PROMPT: Print all of the data exactly.

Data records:
————————

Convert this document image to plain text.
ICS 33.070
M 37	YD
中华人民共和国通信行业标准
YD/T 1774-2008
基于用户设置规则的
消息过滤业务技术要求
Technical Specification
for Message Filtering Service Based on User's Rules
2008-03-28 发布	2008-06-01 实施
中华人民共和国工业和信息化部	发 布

————————

FINISHED TASK:
Convert this document image to plain text.
ICS 33.070
M 37	YD
中华人民共和国通信行业标准
YD/T 1774-2008
基于用户设置规则的
消息过滤业务技术要求
Technical Specification
for Message Filtering Service Based on User's Rules
2008-03-28 发布	2008-06-01 实施
中华人民共和国工业和信息化部	发 布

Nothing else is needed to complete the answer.